REQUIREMENTS
Exactly repeat the full listing that follows.
__________________________________________________
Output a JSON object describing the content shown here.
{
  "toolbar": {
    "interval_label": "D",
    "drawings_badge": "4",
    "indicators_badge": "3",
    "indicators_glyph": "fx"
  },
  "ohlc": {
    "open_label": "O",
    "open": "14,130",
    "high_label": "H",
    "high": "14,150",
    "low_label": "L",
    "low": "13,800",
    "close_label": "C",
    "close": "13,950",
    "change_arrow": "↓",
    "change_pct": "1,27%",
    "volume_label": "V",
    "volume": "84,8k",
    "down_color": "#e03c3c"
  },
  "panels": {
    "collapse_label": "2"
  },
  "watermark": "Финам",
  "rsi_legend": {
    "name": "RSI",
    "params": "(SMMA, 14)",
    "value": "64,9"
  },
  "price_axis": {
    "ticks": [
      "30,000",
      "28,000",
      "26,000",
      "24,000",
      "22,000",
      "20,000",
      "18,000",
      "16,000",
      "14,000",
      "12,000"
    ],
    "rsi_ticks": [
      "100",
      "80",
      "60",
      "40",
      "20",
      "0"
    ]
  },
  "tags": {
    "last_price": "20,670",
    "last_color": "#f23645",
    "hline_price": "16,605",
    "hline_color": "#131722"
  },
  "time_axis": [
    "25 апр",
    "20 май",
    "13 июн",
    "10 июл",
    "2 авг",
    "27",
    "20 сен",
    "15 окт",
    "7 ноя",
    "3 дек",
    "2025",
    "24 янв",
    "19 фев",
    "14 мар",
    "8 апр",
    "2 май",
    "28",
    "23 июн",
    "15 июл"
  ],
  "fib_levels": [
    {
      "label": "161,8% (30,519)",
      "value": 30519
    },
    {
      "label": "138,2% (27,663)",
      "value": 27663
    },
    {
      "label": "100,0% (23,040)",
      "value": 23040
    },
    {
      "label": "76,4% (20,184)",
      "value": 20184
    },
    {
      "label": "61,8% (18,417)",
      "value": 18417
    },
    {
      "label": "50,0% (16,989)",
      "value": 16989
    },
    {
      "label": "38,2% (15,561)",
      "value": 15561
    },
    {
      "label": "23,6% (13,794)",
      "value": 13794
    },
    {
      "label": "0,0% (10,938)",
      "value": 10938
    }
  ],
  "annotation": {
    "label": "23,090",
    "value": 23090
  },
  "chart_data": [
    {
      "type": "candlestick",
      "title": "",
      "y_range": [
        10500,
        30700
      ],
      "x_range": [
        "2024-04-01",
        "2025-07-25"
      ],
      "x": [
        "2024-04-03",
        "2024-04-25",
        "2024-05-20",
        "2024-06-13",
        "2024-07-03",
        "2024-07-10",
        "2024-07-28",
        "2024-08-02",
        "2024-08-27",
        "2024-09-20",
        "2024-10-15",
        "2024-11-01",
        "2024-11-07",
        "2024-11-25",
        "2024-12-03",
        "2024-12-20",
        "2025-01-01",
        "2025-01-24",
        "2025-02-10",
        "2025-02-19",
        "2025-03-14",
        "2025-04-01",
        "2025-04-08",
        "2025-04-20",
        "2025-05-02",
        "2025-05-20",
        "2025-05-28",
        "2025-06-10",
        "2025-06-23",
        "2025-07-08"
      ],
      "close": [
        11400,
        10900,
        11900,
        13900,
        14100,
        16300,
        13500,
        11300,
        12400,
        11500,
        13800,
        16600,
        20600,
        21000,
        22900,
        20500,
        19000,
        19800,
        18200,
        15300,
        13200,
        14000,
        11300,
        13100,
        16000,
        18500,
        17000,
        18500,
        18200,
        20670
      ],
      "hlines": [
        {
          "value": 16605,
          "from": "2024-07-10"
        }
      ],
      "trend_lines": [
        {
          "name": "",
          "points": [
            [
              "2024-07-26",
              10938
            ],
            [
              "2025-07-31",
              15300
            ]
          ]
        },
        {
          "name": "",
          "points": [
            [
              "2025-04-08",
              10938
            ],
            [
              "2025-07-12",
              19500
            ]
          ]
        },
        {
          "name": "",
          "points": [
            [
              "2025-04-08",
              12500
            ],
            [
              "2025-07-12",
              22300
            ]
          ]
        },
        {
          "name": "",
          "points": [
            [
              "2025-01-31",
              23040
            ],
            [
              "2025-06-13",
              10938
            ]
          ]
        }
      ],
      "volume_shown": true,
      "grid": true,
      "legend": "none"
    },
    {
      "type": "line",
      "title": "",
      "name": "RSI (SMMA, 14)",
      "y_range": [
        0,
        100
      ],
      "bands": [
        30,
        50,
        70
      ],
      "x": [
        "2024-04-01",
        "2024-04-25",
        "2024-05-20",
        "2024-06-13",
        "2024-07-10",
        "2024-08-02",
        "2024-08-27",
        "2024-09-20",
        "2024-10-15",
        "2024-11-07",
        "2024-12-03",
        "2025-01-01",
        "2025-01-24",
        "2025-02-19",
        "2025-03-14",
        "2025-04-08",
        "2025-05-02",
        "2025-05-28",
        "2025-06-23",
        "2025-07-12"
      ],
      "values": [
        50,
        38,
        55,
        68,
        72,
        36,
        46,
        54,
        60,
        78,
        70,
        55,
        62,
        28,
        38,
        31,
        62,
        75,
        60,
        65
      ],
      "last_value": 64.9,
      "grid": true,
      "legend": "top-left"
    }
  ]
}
__________________________________________________
SOLUTION TO THIS PROBLEM
Output a JSON object describing the content shown here.
{
  "toolbar": {
    "interval_label": "D",
    "drawings_badge": "4",
    "indicators_badge": "3",
    "indicators_glyph": "fx"
  },
  "ohlc": {
    "open_label": "O",
    "open": "14,130",
    "high_label": "H",
    "high": "14,150",
    "low_label": "L",
    "low": "13,800",
    "close_label": "C",
    "close": "13,950",
    "change_arrow": "↓",
    "change_pct": "1,27%",
    "volume_label": "V",
    "volume": "84,8k",
    "down_color": "#e03c3c"
  },
  "panels": {
    "collapse_label": "2"
  },
  "watermark": "Финам",
  "rsi_legend": {
    "name": "RSI",
    "params": "(SMMA, 14)",
    "value": "64,9"
  },
  "price_axis": {
    "ticks": [
      "30,000",
      "28,000",
      "26,000",
      "24,000",
      "22,000",
      "20,000",
      "18,000",
      "16,000",
      "14,000",
      "12,000"
    ],
    "rsi_ticks": [
      "100",
      "80",
      "60",
      "40",
      "20",
      "0"
    ]
  },
  "tags": {
    "last_price": "20,670",
    "last_color": "#f23645",
    "hline_price": "16,605",
    "hline_color": "#131722"
  },
  "time_axis": [
    "25 апр",
    "20 май",
    "13 июн",
    "10 июл",
    "2 авг",
    "27",
    "20 сен",
    "15 окт",
    "7 ноя",
    "3 дек",
    "2025",
    "24 янв",
    "19 фев",
    "14 мар",
    "8 апр",
    "2 май",
    "28",
    "23 июн",
    "15 июл"
  ],
  "fib_levels": [
    {
      "label": "161,8% (30,519)",
      "value": 30519
    },
    {
      "label": "138,2% (27,663)",
      "value": 27663
    },
    {
      "label": "100,0% (23,040)",
      "value": 23040
    },
    {
      "label": "76,4% (20,184)",
      "value": 20184
    },
    {
      "label": "61,8% (18,417)",
      "value": 18417
    },
    {
      "label": "50,0% (16,989)",
      "value": 16989
    },
    {
      "label": "38,2% (15,561)",
      "value": 15561
    },
    {
      "label": "23,6% (13,794)",
      "value": 13794
    },
    {
      "label": "0,0% (10,938)",
      "value": 10938
    }
  ],
  "annotation": {
    "label": "23,090",
    "value": 23090
  },
  "chart_data": [
    {
      "type": "candlestick",
      "title": "",
      "y_range": [
        10500,
        30700
      ],
      "x_range": [
        "2024-04-01",
        "2025-07-25"
      ],
      "x": [
        "2024-04-03",
        "2024-04-25",
        "2024-05-20",
        "2024-06-13",
        "2024-07-03",
        "2024-07-10",
        "2024-07-28",
        "2024-08-02",
        "2024-08-27",
        "2024-09-20",
        "2024-10-15",
        "2024-11-01",
        "2024-11-07",
        "2024-11-25",
        "2024-12-03",
        "2024-12-20",
        "2025-01-01",
        "2025-01-24",
        "2025-02-10",
        "2025-02-19",
        "2025-03-14",
        "2025-04-01",
        "2025-04-08",
        "2025-04-20",
        "2025-05-02",
        "2025-05-20",
        "2025-05-28",
        "2025-06-10",
        "2025-06-23",
        "2025-07-08"
      ],
      "close": [
        11400,
        10900,
        11900,
        13900,
        14100,
        16300,
        13500,
        11300,
        12400,
        11500,
        13800,
        16600,
        20600,
        21000,
        22900,
        20500,
        19000,
        19800,
        18200,
        15300,
        13200,
        14000,
        11300,
        13100,
        16000,
        18500,
        17000,
        18500,
        18200,
        20670
      ],
      "hlines": [
        {
          "value": 16605,
          "from": "2024-07-10"
        }
      ],
      "trend_lines": [
        {
          "name": "",
          "points": [
            [
              "2024-07-26",
              10938
            ],
            [
              "2025-07-31",
              15300
            ]
          ]
        },
        {
          "name": "",
          "points": [
            [
              "2025-04-08",
              10938
            ],
            [
              "2025-07-12",
              19500
            ]
          ]
        },
        {
          "name": "",
          "points": [
            [
              "2025-04-08",
              12500
            ],
            [
              "2025-07-12",
              22300
            ]
          ]
        },
        {
          "name": "",
          "points": [
            [
              "2025-01-31",
              23040
            ],
            [
              "2025-06-13",
              10938
            ]
          ]
        }
      ],
      "volume_shown": true,
      "grid": true,
      "legend": "none"
    },
    {
      "type": "line",
      "title": "",
      "name": "RSI (SMMA, 14)",
      "y_range": [
        0,
        100
      ],
      "bands": [
        30,
        50,
        70
      ],
      "x": [
        "2024-04-01",
        "2024-04-25",
        "2024-05-20",
        "2024-06-13",
        "2024-07-10",
        "2024-08-02",
        "2024-08-27",
        "2024-09-20",
        "2024-10-15",
        "2024-11-07",
        "2024-12-03",
        "2025-01-01",
        "2025-01-24",
        "2025-02-19",
        "2025-03-14",
        "2025-04-08",
        "2025-05-02",
        "2025-05-28",
        "2025-06-23",
        "2025-07-12"
      ],
      "values": [
        50,
        38,
        55,
        68,
        72,
        36,
        46,
        54,
        60,
        78,
        70,
        55,
        62,
        28,
        38,
        31,
        62,
        75,
        60,
        65
      ],
      "last_value": 64.9,
      "grid": true,
      "legend": "top-left"
    }
  ]
}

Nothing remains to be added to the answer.